[Stored data]
.....

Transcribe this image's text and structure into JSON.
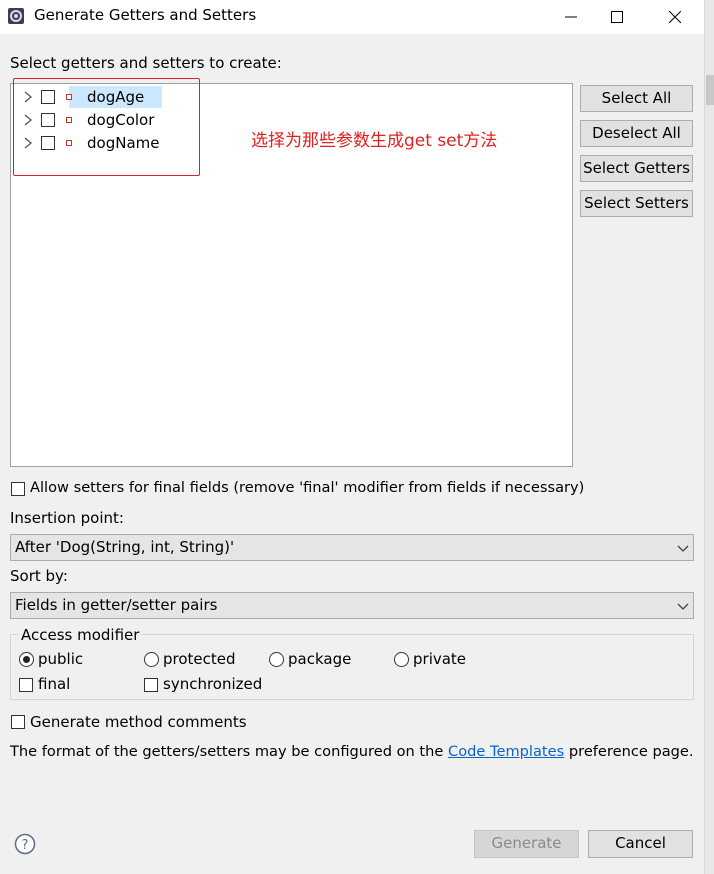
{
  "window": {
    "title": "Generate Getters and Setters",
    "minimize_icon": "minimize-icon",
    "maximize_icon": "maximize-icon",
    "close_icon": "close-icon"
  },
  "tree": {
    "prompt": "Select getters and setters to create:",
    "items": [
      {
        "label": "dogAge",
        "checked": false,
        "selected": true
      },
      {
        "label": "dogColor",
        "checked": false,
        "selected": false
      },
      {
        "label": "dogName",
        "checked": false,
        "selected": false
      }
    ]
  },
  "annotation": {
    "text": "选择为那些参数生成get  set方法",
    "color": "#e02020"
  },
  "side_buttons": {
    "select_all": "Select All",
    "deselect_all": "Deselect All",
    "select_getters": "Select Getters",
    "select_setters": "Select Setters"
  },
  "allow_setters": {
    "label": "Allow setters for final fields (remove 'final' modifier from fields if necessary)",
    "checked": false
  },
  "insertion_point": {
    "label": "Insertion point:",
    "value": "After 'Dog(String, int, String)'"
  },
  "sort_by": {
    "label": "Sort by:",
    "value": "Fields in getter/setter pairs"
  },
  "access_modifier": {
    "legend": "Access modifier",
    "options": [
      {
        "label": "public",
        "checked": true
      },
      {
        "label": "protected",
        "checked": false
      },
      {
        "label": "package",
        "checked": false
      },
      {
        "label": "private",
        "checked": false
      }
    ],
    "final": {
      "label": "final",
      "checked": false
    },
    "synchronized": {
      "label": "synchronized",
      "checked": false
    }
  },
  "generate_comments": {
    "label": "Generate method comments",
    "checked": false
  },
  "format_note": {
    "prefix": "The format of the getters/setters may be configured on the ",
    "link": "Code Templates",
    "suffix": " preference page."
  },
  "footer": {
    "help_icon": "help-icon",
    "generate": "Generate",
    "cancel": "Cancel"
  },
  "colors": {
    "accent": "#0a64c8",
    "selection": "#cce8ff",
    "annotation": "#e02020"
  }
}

.....

Task
Restate the entire listing word for word, excluding pictures.

Written reply
Transcribe this image's text and structure into JSON.
{
  "window": {
    "title": "Generate Getters and Setters",
    "minimize_icon": "minimize-icon",
    "maximize_icon": "maximize-icon",
    "close_icon": "close-icon"
  },
  "tree": {
    "prompt": "Select getters and setters to create:",
    "items": [
      {
        "label": "dogAge",
        "checked": false,
        "selected": true
      },
      {
        "label": "dogColor",
        "checked": false,
        "selected": false
      },
      {
        "label": "dogName",
        "checked": false,
        "selected": false
      }
    ]
  },
  "annotation": {
    "text": "选择为那些参数生成get  set方法",
    "color": "#e02020"
  },
  "side_buttons": {
    "select_all": "Select All",
    "deselect_all": "Deselect All",
    "select_getters": "Select Getters",
    "select_setters": "Select Setters"
  },
  "allow_setters": {
    "label": "Allow setters for final fields (remove 'final' modifier from fields if necessary)",
    "checked": false
  },
  "insertion_point": {
    "label": "Insertion point:",
    "value": "After 'Dog(String, int, String)'"
  },
  "sort_by": {
    "label": "Sort by:",
    "value": "Fields in getter/setter pairs"
  },
  "access_modifier": {
    "legend": "Access modifier",
    "options": [
      {
        "label": "public",
        "checked": true
      },
      {
        "label": "protected",
        "checked": false
      },
      {
        "label": "package",
        "checked": false
      },
      {
        "label": "private",
        "checked": false
      }
    ],
    "final": {
      "label": "final",
      "checked": false
    },
    "synchronized": {
      "label": "synchronized",
      "checked": false
    }
  },
  "generate_comments": {
    "label": "Generate method comments",
    "checked": false
  },
  "format_note": {
    "prefix": "The format of the getters/setters may be configured on the ",
    "link": "Code Templates",
    "suffix": " preference page."
  },
  "footer": {
    "help_icon": "help-icon",
    "generate": "Generate",
    "cancel": "Cancel"
  },
  "colors": {
    "accent": "#0a64c8",
    "selection": "#cce8ff",
    "annotation": "#e02020"
  }
}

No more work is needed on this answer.